Short exercise: Using the data beneath, show every line that includes the word "الضمين".

--------------------------------

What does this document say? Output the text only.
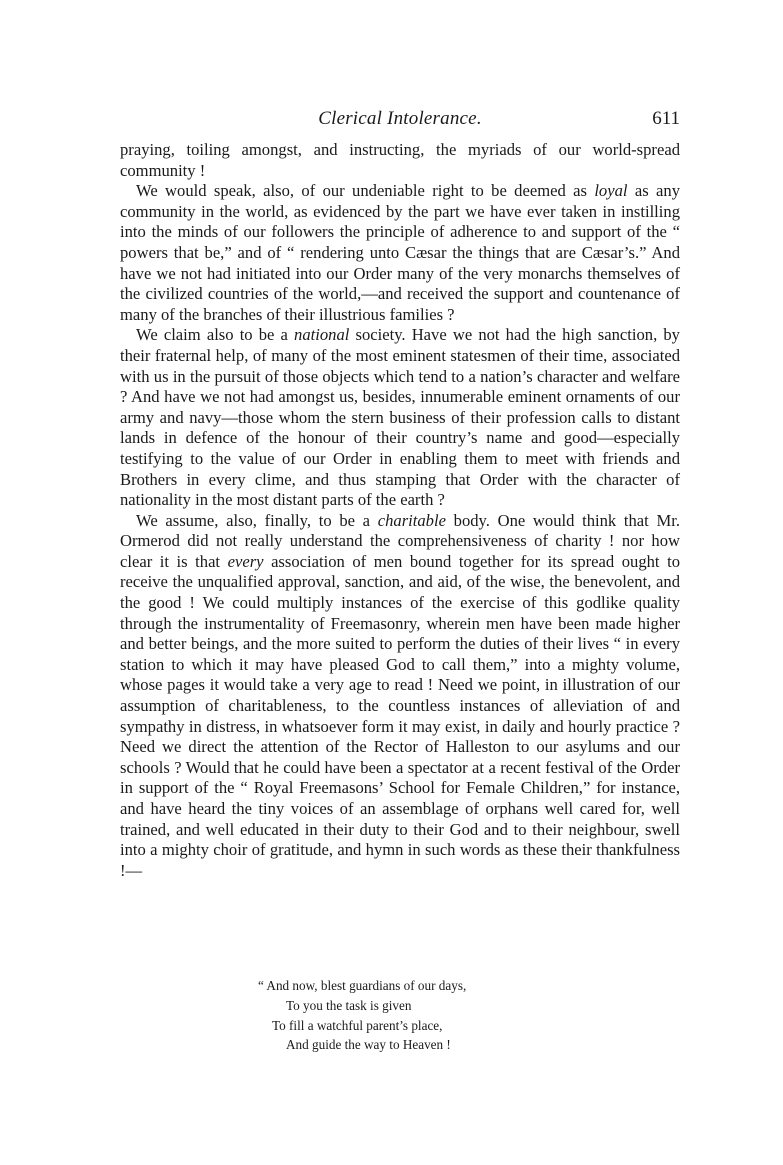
Clerical Intolerance.	611

praying, toiling amongst, and instructing, the myriads of our world-spread community !

We would speak, also, of our undeniable right to be deemed as loyal as any community in the world, as evidenced by the part we have ever taken in instilling into the minds of our followers the principle of adherence to and support of the “ powers that be,” and of “ rendering unto Cæsar the things that are Cæsar’s.” And have we not had initiated into our Order many of the very monarchs themselves of the civilized countries of the world,—and received the support and countenance of many of the branches of their illustrious families ?

We claim also to be a national society. Have we not had the high sanction, by their fraternal help, of many of the most eminent statesmen of their time, associated with us in the pursuit of those objects which tend to a nation’s character and welfare ? And have we not had amongst us, besides, innumerable eminent ornaments of our army and navy—those whom the stern business of their profession calls to distant lands in defence of the honour of their country’s name and good—especially testifying to the value of our Order in enabling them to meet with friends and Brothers in every clime, and thus stamping that Order with the character of nationality in the most distant parts of the earth ?

We assume, also, finally, to be a charitable body. One would think that Mr. Ormerod did not really understand the comprehensiveness of charity ! nor how clear it is that every association of men bound together for its spread ought to receive the unqualified approval, sanction, and aid, of the wise, the benevolent, and the good ! We could multiply instances of the exercise of this godlike quality through the instrumentality of Freemasonry, wherein men have been made higher and better beings, and the more suited to perform the duties of their lives “ in every station to which it may have pleased God to call them,” into a mighty volume, whose pages it would take a very age to read ! Need we point, in illustration of our assumption of charitableness, to the countless instances of alleviation of and sympathy in distress, in whatsoever form it may exist, in daily and hourly practice ? Need we direct the attention of the Rector of Halleston to our asylums and our schools ? Would that he could have been a spectator at a recent festival of the Order in support of the “ Royal Freemasons’ School for Female Children,” for instance, and have heard the tiny voices of an assemblage of orphans well cared for, well trained, and well educated in their duty to their God and to their neighbour, swell into a mighty choir of gratitude, and hymn in such words as these their thankfulness !—

“ And now, blest guardians of our days,
To you the task is given
To fill a watchful parent’s place,
And guide the way to Heaven !
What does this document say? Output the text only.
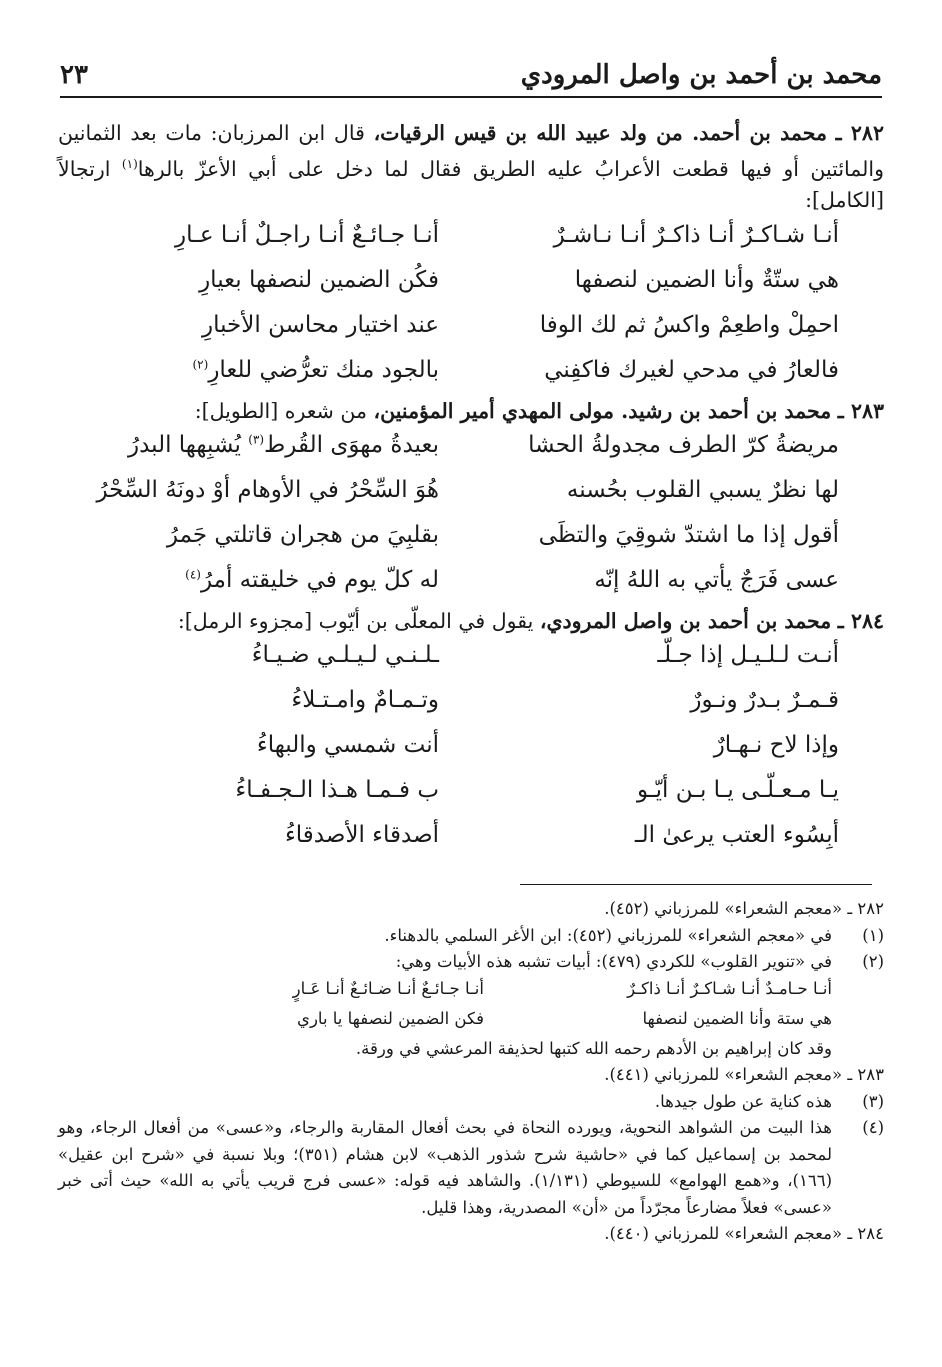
محمد بن أحمد بن واصل المرودي
٢٣

٢٨٢ ـ محمد بن أحمد. من ولد عبيد الله بن قيس الرقيات، قال ابن المرزبان: مات بعد الثمانين والمائتين أو فيها قطعت الأعرابُ عليه الطريق فقال لما دخل على أبي الأعزّ بالرها$^{(١)}$ ارتجالاً [الكامل]:

أنـا شـاكـرٌ أنـا ذاكـرٌ أنـا نـاشـرٌ
أنـا جـائـعٌ أنـا راجـلٌ أنـا عـارِ
هي ستّةٌ وأنا الضمين لنصفها
فكُن الضمين لنصفها بعيارِ
احمِلْ واطعِمْ واكسُ ثم لك الوفا
عند اختيار محاسن الأخبارِ
فالعارُ في مدحي لغيرك فاكفِني
بالجود منك تعرُّضي للعارِ$^{(٢)}$

٢٨٣ ـ محمد بن أحمد بن رشيد. مولى المهدي أمير المؤمنين، من شعره [الطويل]:

مريضةُ كرّ الطرف مجدولةُ الحشا
بعيدةُ مهوَى القُرط$^{(٣)}$ يُشبِهها البدرُ
لها نظرٌ يسبي القلوب بحُسنه
هُوَ السِّحْرُ في الأوهام أوْ دونَهُ السِّحْرُ
أقول إذا ما اشتدّ شوقِيَ والتظَى
بقلبِيَ من هجران قاتلتي جَمرُ
عسى فَرَجٌ يأتي به اللهُ إنّه
له كلّ يوم في خليقته أمرُ$^{(٤)}$

٢٨٤ ـ محمد بن أحمد بن واصل المرودي، يقول في المعلّى بن أيّوب [مجزوء الرمل]:

أنـت لـلـيـل إذا جـلّـ
ـلـنـي لـيـلـي ضـيـاءُ
قـمـرٌ بـدرٌ ونـورٌ
وتـمـامٌ وامـتـلاءُ
وإذا لاح نـهـارٌ
أنت شمسي والبهاءُ
يـا مـعـلّـى يـا بـن أيّـو
ب فـمـا هـذا الـجـفـاءُ
أبِسُوء العتب يرعىٰ الـ
أصدقاء الأصدقاءُ

٢٨٢ ـ «معجم الشعراء» للمرزباني (٤٥٢).

(١)
في «معجم الشعراء» للمرزباني (٤٥٢): ابن الأغر السلمي بالدهناء.
(٢)
في «تنوير القلوب» للكردي (٤٧٩): أبيات تشبه هذه الأبيات وهي:
أنـا حـامـدٌ أنـا شـاكـرٌ أنـا ذاكـرٌ
أنـا جـائـعٌ أنـا ضـائـعٌ أنـا عَـارٍ
هي ستة وأنا الضمين لنصفها
فكن الضمين لنصفها يا باري

وقد كان إبراهيم بن الأدهم رحمه الله كتبها لحذيفة المرعشي في ورقة.

٢٨٣ ـ «معجم الشعراء» للمرزباني (٤٤١).

(٣)
هذه كناية عن طول جيدها.
(٤)
هذا البيت من الشواهد النحوية، ويورده النحاة في بحث أفعال المقاربة والرجاء، و«عسى» من أفعال الرجاء، وهو لمحمد بن إسماعيل كما في «حاشية شرح شذور الذهب» لابن هشام (٣٥١)؛ وبلا نسبة في «شرح ابن عقيل» (١٦٦)، و«همع الهوامع» للسيوطي (١/١٣١). والشاهد فيه قوله: «عسى فرج قريب يأتي به الله» حيث أتى خبر «عسى» فعلاً مضارعاً مجرّداً من «أن» المصدرية، وهذا قليل.

٢٨٤ ـ «معجم الشعراء» للمرزباني (٤٤٠).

--------------------------------

Answer to this problem:
هي ستّةٌ وأنا الضمين لنصفها
فكُن الضمين لنصفها بعيارِ
هي ستة وأنا الضمين لنصفها
فكن الضمين لنصفها يا باري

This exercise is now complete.